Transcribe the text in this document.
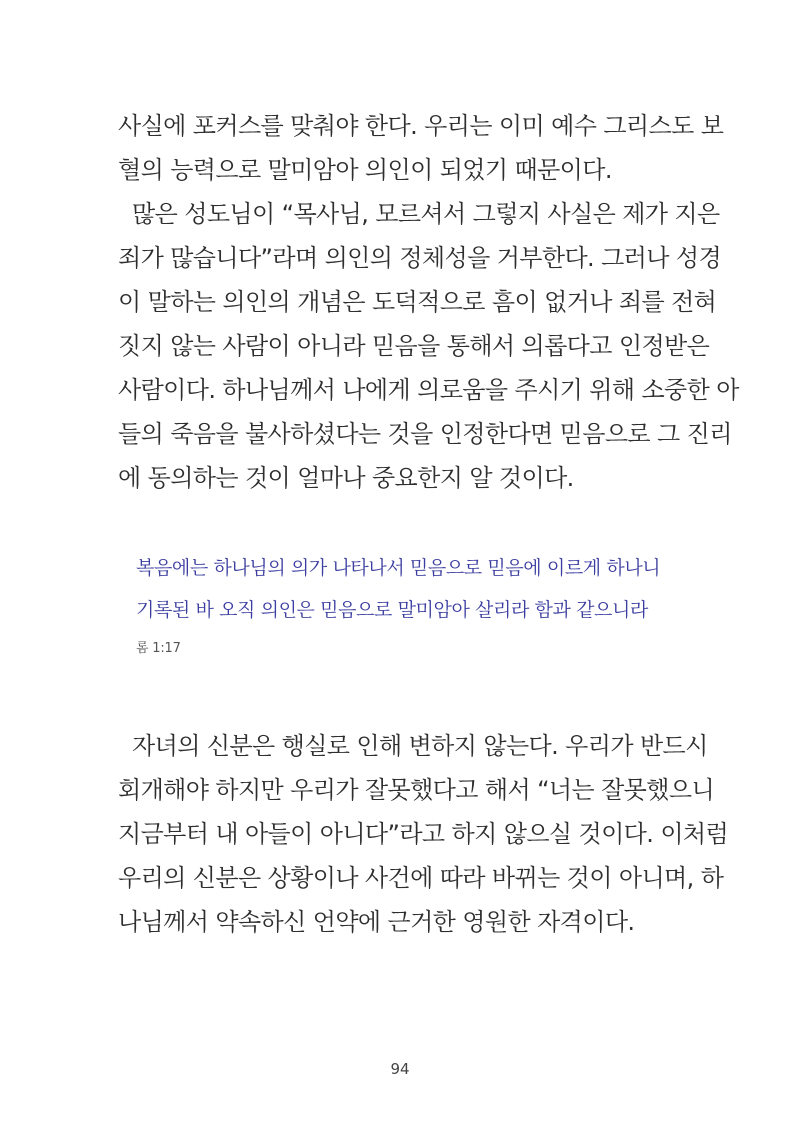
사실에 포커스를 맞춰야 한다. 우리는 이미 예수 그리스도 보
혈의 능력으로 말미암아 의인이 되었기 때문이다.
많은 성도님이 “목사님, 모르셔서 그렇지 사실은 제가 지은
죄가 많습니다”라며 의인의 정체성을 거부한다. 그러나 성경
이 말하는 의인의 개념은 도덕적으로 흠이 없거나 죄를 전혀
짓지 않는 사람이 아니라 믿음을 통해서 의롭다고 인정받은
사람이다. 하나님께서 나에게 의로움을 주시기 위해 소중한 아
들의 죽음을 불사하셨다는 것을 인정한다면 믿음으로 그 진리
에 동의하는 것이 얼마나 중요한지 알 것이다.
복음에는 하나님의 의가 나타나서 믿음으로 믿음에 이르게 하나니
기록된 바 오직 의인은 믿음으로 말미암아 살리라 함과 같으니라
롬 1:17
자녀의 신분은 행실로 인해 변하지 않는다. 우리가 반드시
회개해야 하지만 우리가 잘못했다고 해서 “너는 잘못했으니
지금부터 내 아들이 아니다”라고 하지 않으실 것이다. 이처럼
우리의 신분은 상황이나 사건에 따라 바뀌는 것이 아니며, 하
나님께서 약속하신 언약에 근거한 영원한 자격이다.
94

═══

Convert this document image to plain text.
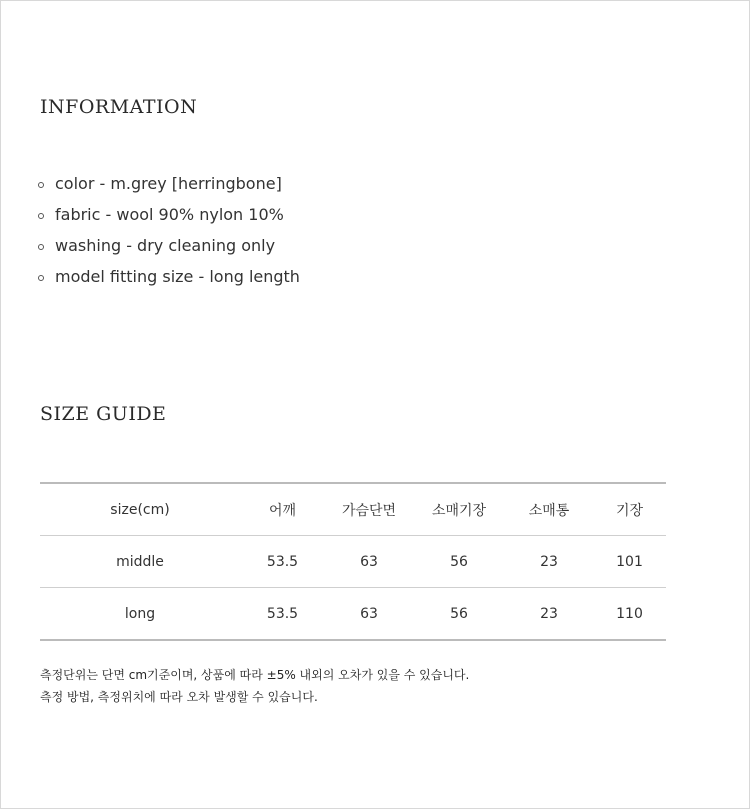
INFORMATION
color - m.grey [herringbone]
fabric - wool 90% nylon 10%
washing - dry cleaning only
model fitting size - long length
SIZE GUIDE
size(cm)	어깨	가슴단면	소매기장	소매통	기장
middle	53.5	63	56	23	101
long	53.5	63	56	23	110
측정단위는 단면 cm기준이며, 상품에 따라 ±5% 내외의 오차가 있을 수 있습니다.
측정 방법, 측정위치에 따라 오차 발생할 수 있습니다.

═══

● WHAT THE EXERCISE ASKS
Single out each line of the records above with the string "있습니다" in it, and copy it.

● WORKED ANSWER
측정단위는 단면 cm기준이며, 상품에 따라 ±5% 내외의 오차가 있을 수 있습니다.
측정 방법, 측정위치에 따라 오차 발생할 수 있습니다.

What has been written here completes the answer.